**Exercise objective:** Find all the lines with "내과통합" and gather them.

**Records supplied:**
—————

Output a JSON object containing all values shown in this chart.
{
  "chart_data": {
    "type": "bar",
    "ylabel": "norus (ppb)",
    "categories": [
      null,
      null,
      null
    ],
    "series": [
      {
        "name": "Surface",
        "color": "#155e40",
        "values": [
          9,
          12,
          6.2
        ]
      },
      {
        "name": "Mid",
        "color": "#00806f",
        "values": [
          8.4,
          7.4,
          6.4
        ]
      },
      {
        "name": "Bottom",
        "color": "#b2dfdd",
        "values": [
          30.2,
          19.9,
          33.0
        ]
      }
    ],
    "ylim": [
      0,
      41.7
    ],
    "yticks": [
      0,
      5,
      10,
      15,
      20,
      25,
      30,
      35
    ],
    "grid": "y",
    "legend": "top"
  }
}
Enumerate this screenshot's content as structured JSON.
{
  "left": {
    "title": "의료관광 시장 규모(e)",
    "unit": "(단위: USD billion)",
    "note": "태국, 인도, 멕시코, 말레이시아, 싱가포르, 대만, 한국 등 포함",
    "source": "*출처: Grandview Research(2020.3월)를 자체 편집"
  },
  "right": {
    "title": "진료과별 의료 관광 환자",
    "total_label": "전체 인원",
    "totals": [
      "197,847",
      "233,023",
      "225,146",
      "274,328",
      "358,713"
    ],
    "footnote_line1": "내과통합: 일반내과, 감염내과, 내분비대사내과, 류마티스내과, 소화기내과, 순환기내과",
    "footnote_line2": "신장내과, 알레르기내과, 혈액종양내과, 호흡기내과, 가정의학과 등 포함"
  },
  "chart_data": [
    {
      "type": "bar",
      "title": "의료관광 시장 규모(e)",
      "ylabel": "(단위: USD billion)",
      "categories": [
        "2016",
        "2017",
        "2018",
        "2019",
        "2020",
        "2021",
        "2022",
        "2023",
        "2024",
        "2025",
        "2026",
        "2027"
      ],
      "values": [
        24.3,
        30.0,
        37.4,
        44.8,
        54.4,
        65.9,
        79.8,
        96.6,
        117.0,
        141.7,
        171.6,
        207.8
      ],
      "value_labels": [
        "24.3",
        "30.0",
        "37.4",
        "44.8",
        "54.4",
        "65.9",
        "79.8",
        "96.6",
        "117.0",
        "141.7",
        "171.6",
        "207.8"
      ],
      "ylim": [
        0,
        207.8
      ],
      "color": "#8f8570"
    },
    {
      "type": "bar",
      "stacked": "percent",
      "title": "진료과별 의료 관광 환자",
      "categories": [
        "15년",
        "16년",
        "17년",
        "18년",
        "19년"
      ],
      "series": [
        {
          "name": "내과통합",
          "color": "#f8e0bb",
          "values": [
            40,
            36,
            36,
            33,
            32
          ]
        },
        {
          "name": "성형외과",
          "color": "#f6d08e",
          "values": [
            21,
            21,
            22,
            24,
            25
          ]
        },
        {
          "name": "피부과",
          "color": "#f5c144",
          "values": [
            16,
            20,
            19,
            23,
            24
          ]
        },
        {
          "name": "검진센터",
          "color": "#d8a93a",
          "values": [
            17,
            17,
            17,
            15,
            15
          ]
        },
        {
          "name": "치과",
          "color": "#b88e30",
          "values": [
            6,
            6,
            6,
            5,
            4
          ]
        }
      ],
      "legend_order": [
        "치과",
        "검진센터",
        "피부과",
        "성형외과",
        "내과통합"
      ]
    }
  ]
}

—————

**Right answer:**
    "footnote_line1": "내과통합: 일반내과, 감염내과, 내분비대사내과, 류마티스내과, 소화기내과, 순환기내과",
          "name": "내과통합",
        "내과통합"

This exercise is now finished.